Items from a dataset
§

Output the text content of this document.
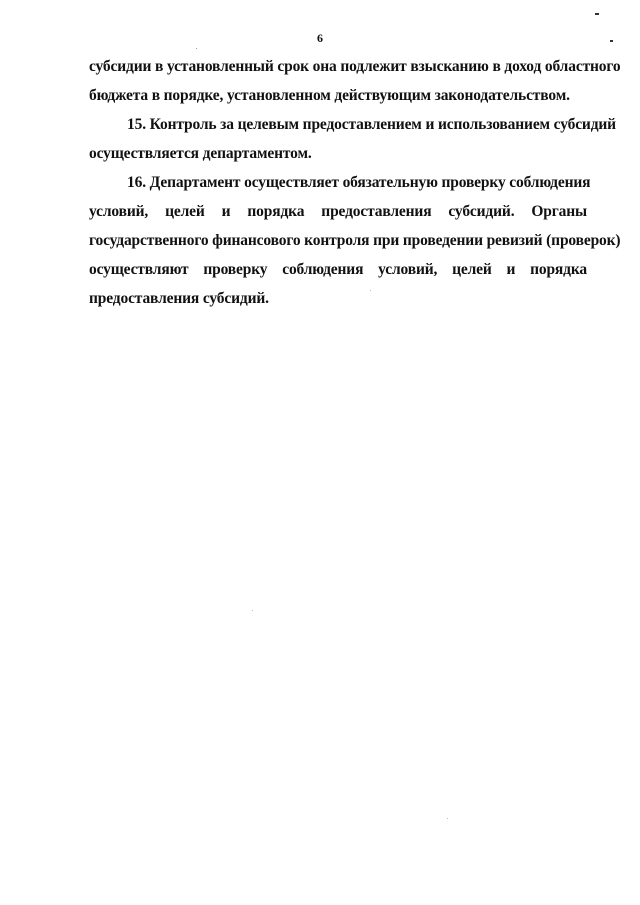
6

субсидии в установленный срок она подлежит взысканию в доход областного
бюджета в порядке, установленном действующим законодательством.

15. Контроль за целевым предоставлением и использованием субсидий
осуществляется департаментом.

16. Департамент осуществляет обязательную проверку соблюдения
условий, целей и порядка предоставления субсидий. Органы
государственного финансового контроля при проведении ревизий (проверок)
осуществляют проверку соблюдения условий, целей и порядка
предоставления субсидий.
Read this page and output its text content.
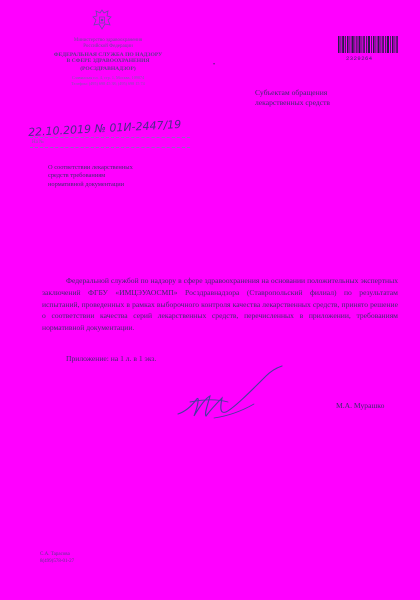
Министерство здравоохранения
Российской Федерации
ФЕДЕРАЛЬНАЯ СЛУЖБА ПО НАДЗОРУ
В СФЕРЕ ЗДРАВООХРАНЕНИЯ
(РОСЗДРАВНАДЗОР)
Славянская пл. 4, стр. 1, Москва, 109074
Телефон: (495) 698 45 38; (495) 698 15 74
•
22.10.2019 № 01И-2447/19
На №
О соответствии лекарственных
средств требованиям
нормативной документации
2329264
Субъектам обращения
лекарственных средств
Федеральной службой по надзору в сфере здравоохранения на основании положительных экспертных заключений ФГБУ «ИМЦЭУАОСМП» Росздравнадзора (Ставропольский филиал) по результатам испытаний, проведенных в рамках выборочного контроля качества лекарственных средств, принято решение о соответствии качества серий лекарственных средств, перечисленных в приложении, требованиям нормативной документации.
Приложение: на 1 л. в 1 экз.
М.А. Мурашко
С.А. Тарасова
8(499)578-01-27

§

▶ **Do this**: Take the line containing "Read this page and output its text content." and all lines after it to the end of the data above, and reproduce them exactly, leaving out pictures. Nothing else belongs in the copy.

▶ **Worked solution**:
Read this page and output its text content.
Министерство здравоохранения
Российской Федерации
ФЕДЕРАЛЬНАЯ СЛУЖБА ПО НАДЗОРУ
В СФЕРЕ ЗДРАВООХРАНЕНИЯ
(РОСЗДРАВНАДЗОР)
Славянская пл. 4, стр. 1, Москва, 109074
Телефон: (495) 698 45 38; (495) 698 15 74
•
22.10.2019 № 01И-2447/19
На №
О соответствии лекарственных
средств требованиям
нормативной документации
2329264
Субъектам обращения
лекарственных средств
Федеральной службой по надзору в сфере здравоохранения на основании положительных экспертных заключений ФГБУ «ИМЦЭУАОСМП» Росздравнадзора (Ставропольский филиал) по результатам испытаний, проведенных в рамках выборочного контроля качества лекарственных средств, принято решение о соответствии качества серий лекарственных средств, перечисленных в приложении, требованиям нормативной документации.
Приложение: на 1 л. в 1 экз.
М.А. Мурашко
С.А. Тарасова
8(499)578-01-27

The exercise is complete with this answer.